## Directions
Return only the number of lines that hold "this".

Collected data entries
----------

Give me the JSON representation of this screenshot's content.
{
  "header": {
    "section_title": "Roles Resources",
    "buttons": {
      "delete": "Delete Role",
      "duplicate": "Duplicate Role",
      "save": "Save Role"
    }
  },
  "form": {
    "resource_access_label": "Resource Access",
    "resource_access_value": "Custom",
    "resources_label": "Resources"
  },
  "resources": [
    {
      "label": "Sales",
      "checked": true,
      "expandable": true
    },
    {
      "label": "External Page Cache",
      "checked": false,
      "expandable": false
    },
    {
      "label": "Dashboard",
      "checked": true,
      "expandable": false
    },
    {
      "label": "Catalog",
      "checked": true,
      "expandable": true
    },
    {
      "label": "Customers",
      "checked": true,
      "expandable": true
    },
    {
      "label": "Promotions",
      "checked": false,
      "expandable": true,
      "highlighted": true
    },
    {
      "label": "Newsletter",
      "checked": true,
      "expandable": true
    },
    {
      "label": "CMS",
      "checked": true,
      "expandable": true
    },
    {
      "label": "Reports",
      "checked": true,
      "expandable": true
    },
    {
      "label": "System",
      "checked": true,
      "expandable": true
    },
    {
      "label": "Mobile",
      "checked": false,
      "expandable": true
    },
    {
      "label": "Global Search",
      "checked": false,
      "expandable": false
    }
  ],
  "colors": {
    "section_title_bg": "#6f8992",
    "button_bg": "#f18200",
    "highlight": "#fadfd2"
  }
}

----------

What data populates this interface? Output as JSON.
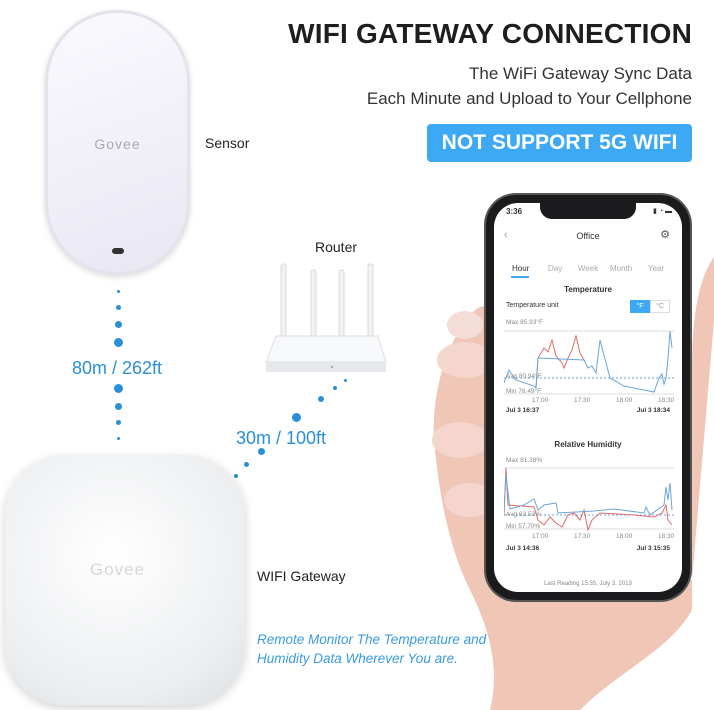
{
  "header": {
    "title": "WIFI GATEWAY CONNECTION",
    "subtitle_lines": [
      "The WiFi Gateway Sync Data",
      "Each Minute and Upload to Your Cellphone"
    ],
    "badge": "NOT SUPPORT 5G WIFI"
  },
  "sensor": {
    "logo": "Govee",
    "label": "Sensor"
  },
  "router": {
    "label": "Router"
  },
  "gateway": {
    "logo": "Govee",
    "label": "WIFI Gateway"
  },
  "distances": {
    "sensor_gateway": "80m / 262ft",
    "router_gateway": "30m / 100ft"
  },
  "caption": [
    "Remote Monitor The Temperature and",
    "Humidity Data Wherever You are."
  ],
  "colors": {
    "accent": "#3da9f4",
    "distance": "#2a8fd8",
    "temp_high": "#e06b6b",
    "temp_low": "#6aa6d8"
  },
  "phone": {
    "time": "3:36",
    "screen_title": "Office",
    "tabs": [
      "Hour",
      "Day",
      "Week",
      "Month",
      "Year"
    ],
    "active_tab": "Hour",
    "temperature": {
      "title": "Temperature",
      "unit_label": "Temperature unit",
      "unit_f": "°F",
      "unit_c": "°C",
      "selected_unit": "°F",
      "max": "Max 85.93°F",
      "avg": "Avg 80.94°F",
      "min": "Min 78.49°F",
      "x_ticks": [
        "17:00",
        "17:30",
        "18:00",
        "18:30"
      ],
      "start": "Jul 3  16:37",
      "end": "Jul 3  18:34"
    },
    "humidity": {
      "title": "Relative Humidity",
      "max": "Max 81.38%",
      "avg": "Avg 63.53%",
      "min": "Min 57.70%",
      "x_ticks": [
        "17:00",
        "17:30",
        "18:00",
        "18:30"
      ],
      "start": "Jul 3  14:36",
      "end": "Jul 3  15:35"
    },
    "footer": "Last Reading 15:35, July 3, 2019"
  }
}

----------

## Finished exercise
2